#### EXERCISE DETAILS:
Exactly repeat the material, dropping only the pictures.

#### DATA FOR THIS EXERCISE:
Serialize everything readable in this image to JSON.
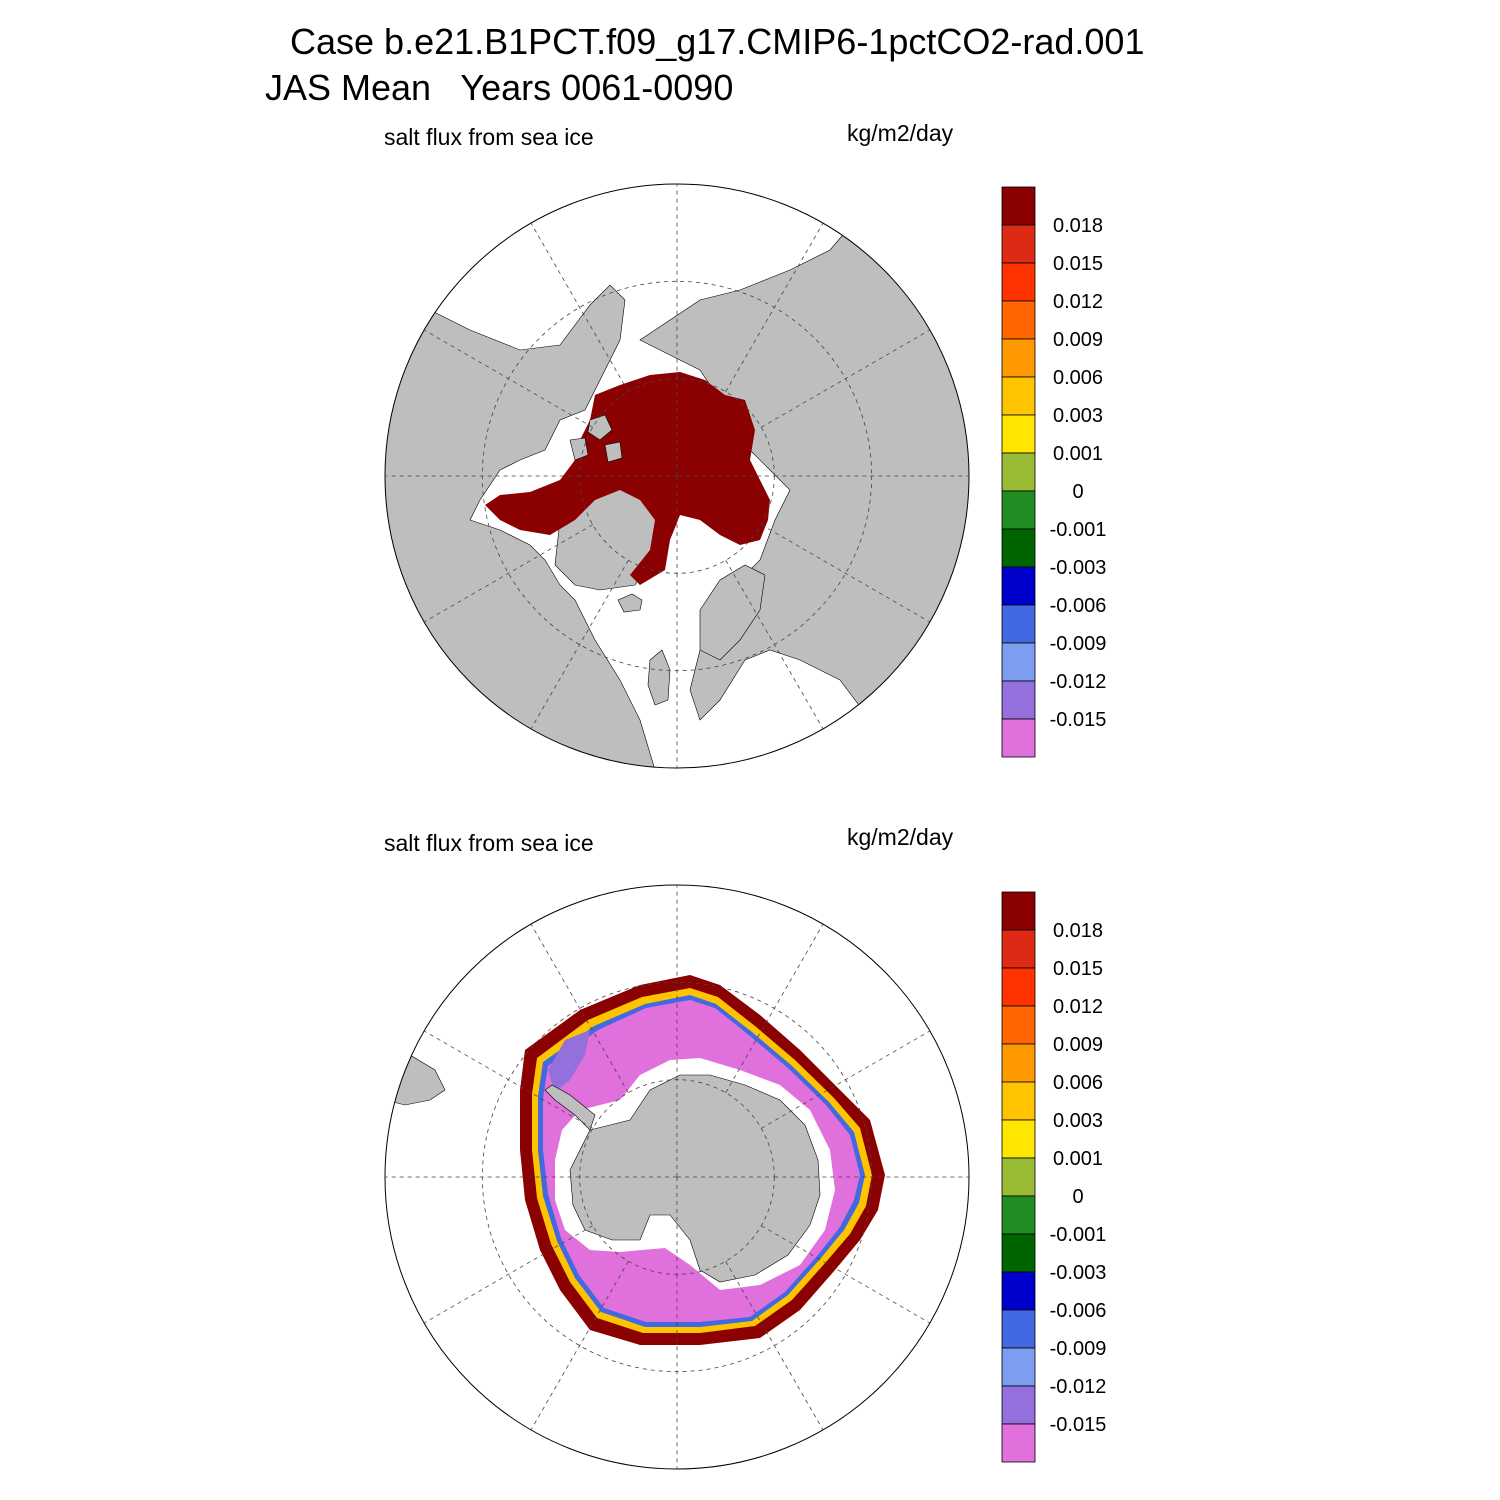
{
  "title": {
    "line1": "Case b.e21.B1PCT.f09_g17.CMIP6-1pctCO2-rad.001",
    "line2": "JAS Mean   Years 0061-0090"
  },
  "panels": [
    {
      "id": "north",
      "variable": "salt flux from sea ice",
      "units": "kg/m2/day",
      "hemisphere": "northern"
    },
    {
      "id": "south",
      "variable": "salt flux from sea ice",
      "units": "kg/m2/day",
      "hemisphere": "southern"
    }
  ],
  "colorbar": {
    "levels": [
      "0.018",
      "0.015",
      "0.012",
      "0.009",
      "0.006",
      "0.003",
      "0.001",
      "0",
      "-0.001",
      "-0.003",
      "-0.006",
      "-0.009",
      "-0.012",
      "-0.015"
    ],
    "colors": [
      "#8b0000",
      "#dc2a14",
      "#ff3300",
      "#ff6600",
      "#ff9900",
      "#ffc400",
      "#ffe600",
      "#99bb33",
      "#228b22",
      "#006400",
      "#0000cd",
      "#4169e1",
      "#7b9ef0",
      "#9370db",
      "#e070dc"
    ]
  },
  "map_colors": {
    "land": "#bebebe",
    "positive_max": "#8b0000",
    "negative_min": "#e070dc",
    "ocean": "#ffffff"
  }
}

#### FINISHED TASK:
Serialize everything readable in this image to JSON.
{
  "title": {
    "line1": "Case b.e21.B1PCT.f09_g17.CMIP6-1pctCO2-rad.001",
    "line2": "JAS Mean   Years 0061-0090"
  },
  "panels": [
    {
      "id": "north",
      "variable": "salt flux from sea ice",
      "units": "kg/m2/day",
      "hemisphere": "northern"
    },
    {
      "id": "south",
      "variable": "salt flux from sea ice",
      "units": "kg/m2/day",
      "hemisphere": "southern"
    }
  ],
  "colorbar": {
    "levels": [
      "0.018",
      "0.015",
      "0.012",
      "0.009",
      "0.006",
      "0.003",
      "0.001",
      "0",
      "-0.001",
      "-0.003",
      "-0.006",
      "-0.009",
      "-0.012",
      "-0.015"
    ],
    "colors": [
      "#8b0000",
      "#dc2a14",
      "#ff3300",
      "#ff6600",
      "#ff9900",
      "#ffc400",
      "#ffe600",
      "#99bb33",
      "#228b22",
      "#006400",
      "#0000cd",
      "#4169e1",
      "#7b9ef0",
      "#9370db",
      "#e070dc"
    ]
  },
  "map_colors": {
    "land": "#bebebe",
    "positive_max": "#8b0000",
    "negative_min": "#e070dc",
    "ocean": "#ffffff"
  }
}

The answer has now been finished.